Welcome to Business Talk Sister Gawk! I’m Bekkah! And I’m Ruthie and today’s episode is “How Trust Impacts Your Business.” David Horsager is with us today! Thank you so much for being here with us!

David: Thank you so much! Great to be here.

Bekkah: Oh! We are super looking forward to this for sure! Tell us what do you do?

David: Great question, next question! *All laugh* I run Trust Edge Leadership Institute. Our mission is developing trusted leaders and organizations around the world. We work with everything from global governments to pro-sports teams to companies to cities and whatnot. We basically serve our clients in three big ways. I speak about 100 times a year at different conferences to kind of inspire a shift of thinking around trust. Then we have a consulting piece where we measure trust in organizations and close gaps.

We’ve been fortunate that people have said save the millions of dollars when they see the gap around our framework of trust and are able to close it. That’s a deep consulting piece. Then the biggest part of what we do is certifying either independent coaches or certifying learning folks, corporate trainers, inside of companies to drive high-performing teams and cultures on trust. That gives them access to an amazing platform, mentoring, and our community from around the world.

We have certified folks, certified coaches in Uganda, Kenya, Indonesia, Amsterdam, Quebec, and Kyrgyzstan. Basically, we help them to drive these high-performing cultures of trust whether they’re serving companies or if they’re serving their company. That’s what we do! The whole mission is developing trusted leaders and organizations and when we do that we think we help them the most.

Ruthie: Wow! You said that so fast! “Developing trusted leaders and organizations!”

David: Yeah! Why not?

Why Do You Work With Businesses and Leaders to Develop Trust?

Ruthie: That’s awesome! That’s so cool. Okay, so why do you do that?

David: Well, if you go back to my graduate work, I had to tell my kids when I moved back here with that I started my first company back in the 1900s! Oh, there was a time! But in 1999, I moved back to Minnesota. I’d been director of a youth and family organization. I’d worked for the biggest, Christian, sports camp in the country and developed some leadership curriculum there and whatnot.

I came back and was speaking and training and I started to think of some of the organizations I was working with they’re like, “We have a leadership problem.” And I was looking and thought, “Boy, that looks like a trust problem!” “Oh! We got a sales problem.” “Oh! That looks like a trust problem.” So I started to see that the real root issue was always trust and so that led to my graduate work. Back then very few people especially in business and leadership were researching trust and how it affected the bottom line.

I believe now everything of value is built on trust. I believe trust affects the bottom line more than anything else. With this passion we started using it in companies. It worked! That grew the passion. The research grew the passion. We now do a big study on trust and leadership every year called “The Trust Outlook” and that’s grown the passion because we keep seeing this.

Our framework was just revalidated by an outside university last year as The Way Trust Is Built Globally. That kind of created the passion but probably one of the reasons I’m so passionate about this is this work changed me. It changed how I parent. It changed me as a husband. I think it changed my work.

I believe, of course, God’s been saying a lot about trust before I ever started, so there’s faith inspiration to all this work but there’s also this passion because I see that when people increase trust, they increase the outcome. They start to solve the outcome that they were hoping for. In our case, my first part of my research showed how when trust goes up costs go down, time goes down, attrition goes down, retention goes up!

Dataset entries:

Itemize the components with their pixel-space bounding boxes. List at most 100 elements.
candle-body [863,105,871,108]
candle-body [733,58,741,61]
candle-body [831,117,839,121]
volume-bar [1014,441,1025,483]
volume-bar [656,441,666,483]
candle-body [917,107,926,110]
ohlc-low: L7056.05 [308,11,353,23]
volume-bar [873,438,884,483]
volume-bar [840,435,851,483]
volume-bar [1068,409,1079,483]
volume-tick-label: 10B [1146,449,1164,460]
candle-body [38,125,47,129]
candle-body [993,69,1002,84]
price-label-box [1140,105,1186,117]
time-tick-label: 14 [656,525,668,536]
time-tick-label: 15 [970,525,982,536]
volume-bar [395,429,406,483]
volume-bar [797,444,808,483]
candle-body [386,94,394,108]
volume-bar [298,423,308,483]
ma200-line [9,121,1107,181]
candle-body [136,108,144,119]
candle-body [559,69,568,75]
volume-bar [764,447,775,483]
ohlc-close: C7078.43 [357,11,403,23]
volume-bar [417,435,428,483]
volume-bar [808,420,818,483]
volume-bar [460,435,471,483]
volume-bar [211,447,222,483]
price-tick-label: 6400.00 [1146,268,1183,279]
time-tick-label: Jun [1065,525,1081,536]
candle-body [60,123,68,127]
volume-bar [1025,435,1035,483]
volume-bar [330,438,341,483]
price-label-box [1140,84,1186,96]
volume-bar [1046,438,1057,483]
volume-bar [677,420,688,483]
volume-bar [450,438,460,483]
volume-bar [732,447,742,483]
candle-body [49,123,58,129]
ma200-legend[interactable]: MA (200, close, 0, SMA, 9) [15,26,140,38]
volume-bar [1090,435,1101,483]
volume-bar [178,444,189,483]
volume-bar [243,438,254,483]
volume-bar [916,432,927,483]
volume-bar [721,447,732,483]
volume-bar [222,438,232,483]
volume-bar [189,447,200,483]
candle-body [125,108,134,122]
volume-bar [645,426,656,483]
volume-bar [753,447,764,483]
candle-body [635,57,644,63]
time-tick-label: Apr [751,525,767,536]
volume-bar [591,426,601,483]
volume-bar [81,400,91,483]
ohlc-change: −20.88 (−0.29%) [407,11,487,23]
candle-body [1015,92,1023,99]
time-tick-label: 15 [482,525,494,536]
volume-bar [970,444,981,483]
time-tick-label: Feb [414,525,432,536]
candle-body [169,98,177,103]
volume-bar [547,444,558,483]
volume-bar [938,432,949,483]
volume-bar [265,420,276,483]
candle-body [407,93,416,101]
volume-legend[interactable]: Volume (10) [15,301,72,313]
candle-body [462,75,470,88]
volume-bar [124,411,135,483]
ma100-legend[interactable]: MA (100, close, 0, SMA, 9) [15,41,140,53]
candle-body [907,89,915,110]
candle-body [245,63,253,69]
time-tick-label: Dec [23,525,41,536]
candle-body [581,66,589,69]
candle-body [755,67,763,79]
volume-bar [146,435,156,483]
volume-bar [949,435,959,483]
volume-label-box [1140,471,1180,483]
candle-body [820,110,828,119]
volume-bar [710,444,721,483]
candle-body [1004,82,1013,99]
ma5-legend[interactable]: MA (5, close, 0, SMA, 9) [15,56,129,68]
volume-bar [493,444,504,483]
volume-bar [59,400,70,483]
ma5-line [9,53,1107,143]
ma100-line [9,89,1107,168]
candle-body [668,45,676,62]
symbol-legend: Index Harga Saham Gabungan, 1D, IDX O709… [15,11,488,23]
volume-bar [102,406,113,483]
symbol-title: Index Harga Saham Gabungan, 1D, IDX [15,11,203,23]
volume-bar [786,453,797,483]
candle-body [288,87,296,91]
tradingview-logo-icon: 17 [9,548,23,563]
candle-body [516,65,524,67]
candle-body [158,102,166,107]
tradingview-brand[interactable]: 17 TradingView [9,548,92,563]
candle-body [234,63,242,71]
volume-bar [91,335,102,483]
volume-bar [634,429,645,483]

ASSIGNED TASK
Carry on the interview transcript about trust in business from the point where it stops. The listing is separate material and is not part of the interview transcript about trust in business.

REPLY TO THE EXERCISE
The problem in many organizations that’s why I wrote the new book “Trusted Leader” is they aren’t solving the real issue or the root issue. When they see this framework and see trust differently they actually start to solve the real issue.

Tell Us About The Trusted Leader Book

Bekkah: You mentioned a couple things that I want to jump on. Okay, we’re going to come back to your story a little bit because I want to hear that but you just said you have a new book coming out and I know that we’re going I actually read your first book in prep for this so went through that one. Tell us about this new one that’s coming out because I want to hear that first.

David: Well, the first book came out of my grad work. It’s 360 pages or whatever. It was 200 more pages until I had to cut out a couple hundred pages because of the publisher and agent whatever. That’s an evergreen book. A lot of it is the core of what I believe but you can imagine over a decade ago we’ve learned a lot about trust. “The Trusted Leader” I actually have a copy in my hand now it doesn’t come out until March 30th but they just sent the pre-published copies and we’re excited about that.

Ruthie: Wow! Looks fancy!

David: Yes, it’s even got the cool design that we love to do in our books and the feel is really cool. The tactical feel we’re big on having it feel and be excellent. Anyway, basically, we heard a few things.

Number one, our research that we do every year, our Trust Outlook, kept saying the number one reason people want to work for an organization over being paid more, over a more fun work environment with a ping pong table, over more autonomy – the number one reason was they want to work for leaders they trust.

Why Transparency and Trust in Business Are Not The Same Thing

David: What we started to find is people either want to be trusted leaders or they want to follow trusted leaders so what does that look like? The first half of the book this time is a story, a parable, that shifts thinking around trust. Part of it is based on a true story of a boardroom moment where probably the most junior person is willing, to be honest, and it changes everything for this organization, by asking one simple question.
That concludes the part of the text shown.